[Records from a dataset]
+-------+
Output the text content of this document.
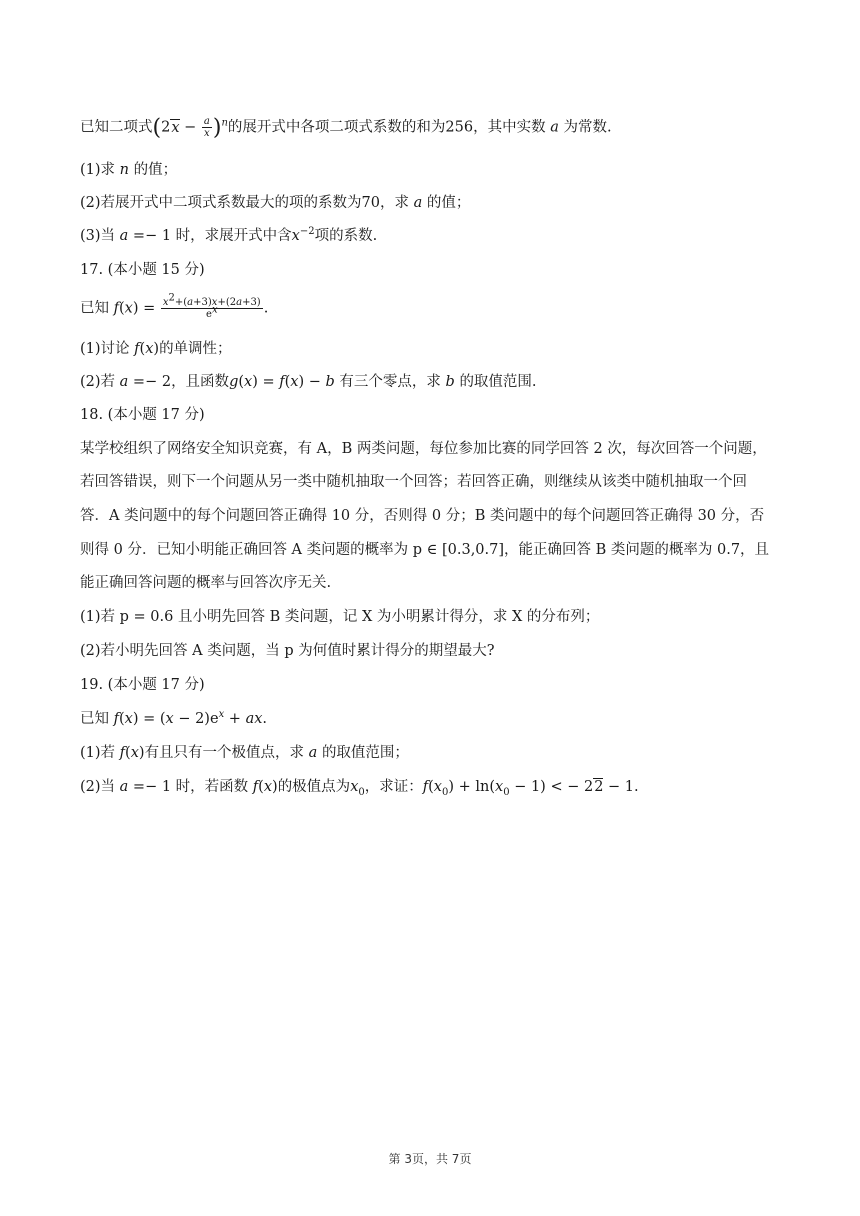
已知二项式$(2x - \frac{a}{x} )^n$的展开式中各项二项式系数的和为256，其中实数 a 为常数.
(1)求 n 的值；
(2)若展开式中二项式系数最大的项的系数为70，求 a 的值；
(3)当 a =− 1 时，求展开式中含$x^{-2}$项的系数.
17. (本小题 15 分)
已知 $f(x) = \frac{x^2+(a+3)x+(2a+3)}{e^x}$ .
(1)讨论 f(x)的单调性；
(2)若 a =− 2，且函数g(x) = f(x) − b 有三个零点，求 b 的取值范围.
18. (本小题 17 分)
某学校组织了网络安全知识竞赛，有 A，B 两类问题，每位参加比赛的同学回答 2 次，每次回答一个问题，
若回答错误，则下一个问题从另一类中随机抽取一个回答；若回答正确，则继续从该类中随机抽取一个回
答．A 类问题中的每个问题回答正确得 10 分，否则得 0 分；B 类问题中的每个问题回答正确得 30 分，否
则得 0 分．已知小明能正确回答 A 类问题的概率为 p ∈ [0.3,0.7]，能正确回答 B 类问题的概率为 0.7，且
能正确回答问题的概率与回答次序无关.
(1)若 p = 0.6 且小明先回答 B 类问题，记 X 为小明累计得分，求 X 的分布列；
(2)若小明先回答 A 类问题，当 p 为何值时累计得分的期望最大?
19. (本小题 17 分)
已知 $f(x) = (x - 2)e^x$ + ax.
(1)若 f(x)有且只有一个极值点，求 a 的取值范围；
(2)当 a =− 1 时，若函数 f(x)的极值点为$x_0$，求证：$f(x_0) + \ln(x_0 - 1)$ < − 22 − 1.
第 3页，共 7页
+-------+
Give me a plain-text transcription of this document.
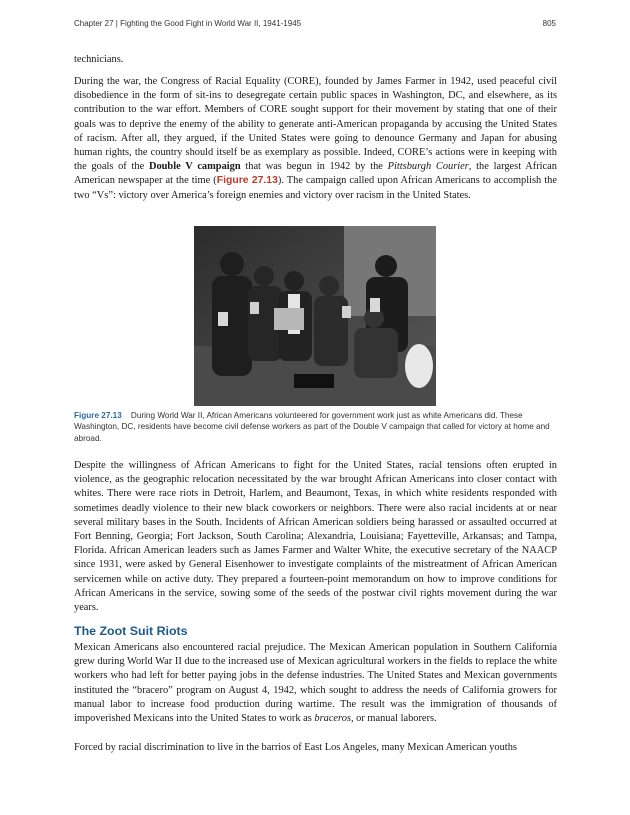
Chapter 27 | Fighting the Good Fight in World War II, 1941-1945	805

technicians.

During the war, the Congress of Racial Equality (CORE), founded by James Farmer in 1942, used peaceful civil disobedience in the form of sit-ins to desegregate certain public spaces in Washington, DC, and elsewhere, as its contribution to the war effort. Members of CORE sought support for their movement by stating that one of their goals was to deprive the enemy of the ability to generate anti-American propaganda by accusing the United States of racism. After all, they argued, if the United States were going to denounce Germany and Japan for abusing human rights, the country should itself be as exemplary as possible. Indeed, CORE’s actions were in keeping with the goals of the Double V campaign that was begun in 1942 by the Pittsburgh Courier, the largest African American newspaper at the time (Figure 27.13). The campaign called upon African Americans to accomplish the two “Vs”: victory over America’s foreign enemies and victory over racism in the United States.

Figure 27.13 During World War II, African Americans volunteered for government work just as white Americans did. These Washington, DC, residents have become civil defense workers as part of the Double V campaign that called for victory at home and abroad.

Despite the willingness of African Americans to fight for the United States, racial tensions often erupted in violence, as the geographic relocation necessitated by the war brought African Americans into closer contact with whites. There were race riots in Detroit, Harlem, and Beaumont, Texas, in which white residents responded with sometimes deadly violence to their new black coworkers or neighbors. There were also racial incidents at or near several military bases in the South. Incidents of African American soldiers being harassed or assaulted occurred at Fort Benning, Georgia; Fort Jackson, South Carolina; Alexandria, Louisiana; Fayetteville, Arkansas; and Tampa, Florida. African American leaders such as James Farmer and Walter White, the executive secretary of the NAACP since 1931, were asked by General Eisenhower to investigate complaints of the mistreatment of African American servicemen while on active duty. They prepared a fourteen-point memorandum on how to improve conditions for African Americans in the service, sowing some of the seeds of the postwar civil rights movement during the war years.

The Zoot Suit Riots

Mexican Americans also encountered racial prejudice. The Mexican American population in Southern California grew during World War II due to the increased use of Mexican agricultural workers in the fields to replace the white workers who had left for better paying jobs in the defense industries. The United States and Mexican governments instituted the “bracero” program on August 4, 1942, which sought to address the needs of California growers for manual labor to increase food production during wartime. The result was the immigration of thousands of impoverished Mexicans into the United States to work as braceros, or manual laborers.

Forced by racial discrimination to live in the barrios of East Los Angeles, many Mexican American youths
+-------+
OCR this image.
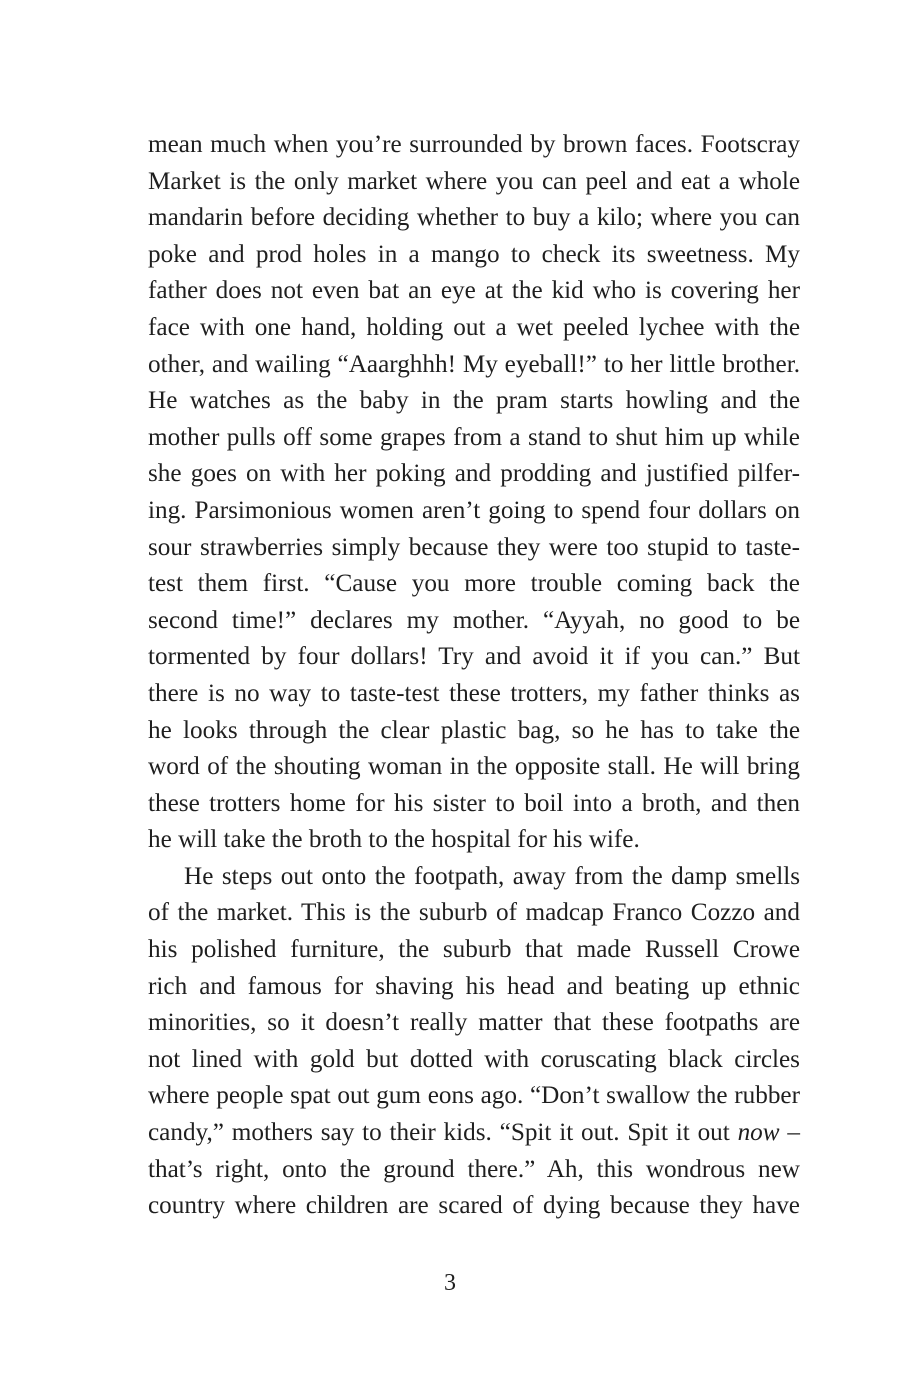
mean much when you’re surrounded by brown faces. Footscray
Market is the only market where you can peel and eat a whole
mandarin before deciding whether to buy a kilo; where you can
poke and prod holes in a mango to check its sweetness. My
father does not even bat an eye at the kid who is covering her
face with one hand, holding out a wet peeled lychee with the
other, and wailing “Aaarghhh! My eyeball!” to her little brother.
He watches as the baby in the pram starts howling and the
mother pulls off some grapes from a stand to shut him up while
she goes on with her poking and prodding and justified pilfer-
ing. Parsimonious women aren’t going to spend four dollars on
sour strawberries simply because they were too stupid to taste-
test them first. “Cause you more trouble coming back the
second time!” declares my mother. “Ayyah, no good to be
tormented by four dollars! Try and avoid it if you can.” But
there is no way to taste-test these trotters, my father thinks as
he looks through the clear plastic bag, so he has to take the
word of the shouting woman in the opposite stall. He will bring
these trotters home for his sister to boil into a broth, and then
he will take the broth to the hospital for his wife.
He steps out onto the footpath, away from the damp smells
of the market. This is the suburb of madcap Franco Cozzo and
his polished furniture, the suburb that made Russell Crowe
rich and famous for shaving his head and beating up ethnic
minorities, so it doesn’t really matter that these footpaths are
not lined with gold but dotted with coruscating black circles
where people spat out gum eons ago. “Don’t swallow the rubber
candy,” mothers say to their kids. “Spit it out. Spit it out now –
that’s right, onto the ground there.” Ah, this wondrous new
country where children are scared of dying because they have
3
+-------+
— WHAT YOU HAVE TO DO —
Copy every line above that includes the string "taste".

— OUTPUT BELOW —
sour strawberries simply because they were too stupid to taste-
there is no way to taste-test these trotters, my father thinks as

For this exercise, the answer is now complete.